(Collected data entries)
——

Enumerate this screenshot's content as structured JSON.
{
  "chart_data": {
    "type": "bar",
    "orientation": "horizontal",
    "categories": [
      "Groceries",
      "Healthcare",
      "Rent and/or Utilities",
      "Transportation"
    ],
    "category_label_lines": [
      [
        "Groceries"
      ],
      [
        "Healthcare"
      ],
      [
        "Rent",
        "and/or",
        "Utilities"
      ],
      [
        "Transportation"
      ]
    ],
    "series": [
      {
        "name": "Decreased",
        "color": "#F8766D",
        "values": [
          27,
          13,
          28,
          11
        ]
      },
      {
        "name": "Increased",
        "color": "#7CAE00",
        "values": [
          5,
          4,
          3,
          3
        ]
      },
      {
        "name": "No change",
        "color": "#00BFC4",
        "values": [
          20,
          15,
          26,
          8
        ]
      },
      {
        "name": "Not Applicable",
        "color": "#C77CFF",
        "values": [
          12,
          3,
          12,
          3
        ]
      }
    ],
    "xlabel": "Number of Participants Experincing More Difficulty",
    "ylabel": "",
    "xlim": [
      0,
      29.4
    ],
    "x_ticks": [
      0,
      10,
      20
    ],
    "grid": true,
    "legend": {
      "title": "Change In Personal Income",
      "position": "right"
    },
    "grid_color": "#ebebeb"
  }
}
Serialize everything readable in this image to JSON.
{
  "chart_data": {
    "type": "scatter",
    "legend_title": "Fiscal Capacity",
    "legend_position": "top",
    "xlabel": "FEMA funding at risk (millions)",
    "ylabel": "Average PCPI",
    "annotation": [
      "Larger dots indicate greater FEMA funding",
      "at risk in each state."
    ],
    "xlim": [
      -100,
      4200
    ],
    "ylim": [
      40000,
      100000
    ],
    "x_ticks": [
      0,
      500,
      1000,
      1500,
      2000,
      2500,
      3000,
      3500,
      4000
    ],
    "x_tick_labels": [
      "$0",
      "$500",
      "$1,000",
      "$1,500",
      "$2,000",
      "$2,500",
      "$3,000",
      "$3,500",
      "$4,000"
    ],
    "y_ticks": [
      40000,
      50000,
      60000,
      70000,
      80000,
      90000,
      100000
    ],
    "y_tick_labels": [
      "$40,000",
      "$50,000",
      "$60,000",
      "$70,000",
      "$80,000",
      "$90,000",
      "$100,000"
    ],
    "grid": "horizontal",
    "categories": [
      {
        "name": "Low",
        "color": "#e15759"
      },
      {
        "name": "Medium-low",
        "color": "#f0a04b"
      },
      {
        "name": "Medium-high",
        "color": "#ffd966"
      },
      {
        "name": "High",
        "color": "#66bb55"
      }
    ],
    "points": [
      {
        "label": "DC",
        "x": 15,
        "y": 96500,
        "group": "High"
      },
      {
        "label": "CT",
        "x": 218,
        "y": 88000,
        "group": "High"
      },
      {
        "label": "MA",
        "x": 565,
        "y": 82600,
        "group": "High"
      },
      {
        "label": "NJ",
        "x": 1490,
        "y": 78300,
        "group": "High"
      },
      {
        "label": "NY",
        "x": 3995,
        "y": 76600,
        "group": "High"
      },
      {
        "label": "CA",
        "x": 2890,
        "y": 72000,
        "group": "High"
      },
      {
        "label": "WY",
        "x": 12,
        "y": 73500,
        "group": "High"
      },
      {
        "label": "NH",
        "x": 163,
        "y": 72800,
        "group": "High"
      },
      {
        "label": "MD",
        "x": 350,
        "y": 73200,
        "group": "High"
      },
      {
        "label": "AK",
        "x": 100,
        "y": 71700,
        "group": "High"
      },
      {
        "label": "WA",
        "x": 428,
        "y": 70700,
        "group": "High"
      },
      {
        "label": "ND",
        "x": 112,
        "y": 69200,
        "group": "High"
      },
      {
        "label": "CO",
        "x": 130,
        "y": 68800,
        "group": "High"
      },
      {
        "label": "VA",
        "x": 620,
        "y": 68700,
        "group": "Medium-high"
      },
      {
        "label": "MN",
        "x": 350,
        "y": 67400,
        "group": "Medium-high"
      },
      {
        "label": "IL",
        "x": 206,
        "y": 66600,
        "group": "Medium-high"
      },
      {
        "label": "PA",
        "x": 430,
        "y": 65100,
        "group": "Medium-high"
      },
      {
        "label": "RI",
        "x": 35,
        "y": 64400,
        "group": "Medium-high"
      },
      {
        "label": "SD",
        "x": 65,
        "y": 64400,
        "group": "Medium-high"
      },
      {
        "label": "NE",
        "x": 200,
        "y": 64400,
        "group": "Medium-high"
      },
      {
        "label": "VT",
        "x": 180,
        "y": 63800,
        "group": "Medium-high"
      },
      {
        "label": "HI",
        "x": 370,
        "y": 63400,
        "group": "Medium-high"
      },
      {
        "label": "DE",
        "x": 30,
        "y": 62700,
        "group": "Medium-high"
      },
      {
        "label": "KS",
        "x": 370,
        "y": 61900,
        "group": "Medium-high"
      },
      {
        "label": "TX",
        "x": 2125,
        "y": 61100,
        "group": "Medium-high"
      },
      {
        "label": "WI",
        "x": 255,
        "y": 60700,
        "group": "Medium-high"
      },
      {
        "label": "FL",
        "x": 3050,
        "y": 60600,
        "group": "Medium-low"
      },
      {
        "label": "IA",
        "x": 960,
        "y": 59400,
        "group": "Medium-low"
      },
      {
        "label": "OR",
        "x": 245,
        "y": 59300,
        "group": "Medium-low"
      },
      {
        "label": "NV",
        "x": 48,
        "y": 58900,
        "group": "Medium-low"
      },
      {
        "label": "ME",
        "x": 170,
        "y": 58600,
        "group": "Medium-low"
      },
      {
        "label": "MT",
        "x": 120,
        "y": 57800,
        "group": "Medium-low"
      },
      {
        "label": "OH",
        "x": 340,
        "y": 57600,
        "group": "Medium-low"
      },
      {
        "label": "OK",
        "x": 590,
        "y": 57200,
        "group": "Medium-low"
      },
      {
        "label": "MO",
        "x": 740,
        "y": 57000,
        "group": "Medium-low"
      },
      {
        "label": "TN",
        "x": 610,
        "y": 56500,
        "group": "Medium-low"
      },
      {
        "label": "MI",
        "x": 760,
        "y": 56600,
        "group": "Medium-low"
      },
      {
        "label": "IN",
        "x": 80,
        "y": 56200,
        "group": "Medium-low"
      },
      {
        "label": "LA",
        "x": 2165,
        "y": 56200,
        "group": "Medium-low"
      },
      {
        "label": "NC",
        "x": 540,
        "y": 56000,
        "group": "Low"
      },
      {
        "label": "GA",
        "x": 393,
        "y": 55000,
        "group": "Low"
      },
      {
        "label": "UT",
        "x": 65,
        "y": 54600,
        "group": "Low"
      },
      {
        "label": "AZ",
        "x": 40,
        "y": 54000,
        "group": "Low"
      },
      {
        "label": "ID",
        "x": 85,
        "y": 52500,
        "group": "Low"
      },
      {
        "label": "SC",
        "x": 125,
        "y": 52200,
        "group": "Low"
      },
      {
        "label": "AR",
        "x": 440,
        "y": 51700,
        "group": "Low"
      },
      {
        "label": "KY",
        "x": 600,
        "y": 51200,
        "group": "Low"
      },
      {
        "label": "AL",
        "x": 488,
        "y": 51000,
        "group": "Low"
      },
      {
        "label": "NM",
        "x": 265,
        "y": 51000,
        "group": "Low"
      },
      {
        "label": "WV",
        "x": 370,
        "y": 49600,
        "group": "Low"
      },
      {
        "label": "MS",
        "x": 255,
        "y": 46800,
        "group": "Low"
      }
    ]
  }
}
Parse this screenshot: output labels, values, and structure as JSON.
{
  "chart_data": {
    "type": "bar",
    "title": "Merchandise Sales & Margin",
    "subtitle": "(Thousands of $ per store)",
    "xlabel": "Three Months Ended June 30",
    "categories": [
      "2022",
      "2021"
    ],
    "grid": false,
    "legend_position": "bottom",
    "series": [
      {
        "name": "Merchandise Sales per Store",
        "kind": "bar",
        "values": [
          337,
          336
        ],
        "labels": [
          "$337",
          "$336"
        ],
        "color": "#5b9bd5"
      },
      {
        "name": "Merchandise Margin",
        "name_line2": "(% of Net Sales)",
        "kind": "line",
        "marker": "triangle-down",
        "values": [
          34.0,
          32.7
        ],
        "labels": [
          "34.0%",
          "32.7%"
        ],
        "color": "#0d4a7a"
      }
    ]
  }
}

——

- [Description of the task] Your task is to reproduce, exactly and exclusively, the lines from the one holding "Parse this screenshot: output" through the final line of the listing.

- [Exercise output]
Parse this screenshot: output labels, values, and structure as JSON.
{
  "chart_data": {
    "type": "bar",
    "title": "Merchandise Sales & Margin",
    "subtitle": "(Thousands of $ per store)",
    "xlabel": "Three Months Ended June 30",
    "categories": [
      "2022",
      "2021"
    ],
    "grid": false,
    "legend_position": "bottom",
    "series": [
      {
        "name": "Merchandise Sales per Store",
        "kind": "bar",
        "values": [
          337,
          336
        ],
        "labels": [
          "$337",
          "$336"
        ],
        "color": "#5b9bd5"
      },
      {
        "name": "Merchandise Margin",
        "name_line2": "(% of Net Sales)",
        "kind": "line",
        "marker": "triangle-down",
        "values": [
          34.0,
          32.7
        ],
        "labels": [
          "34.0%",
          "32.7%"
        ],
        "color": "#0d4a7a"
      }
    ]
  }
}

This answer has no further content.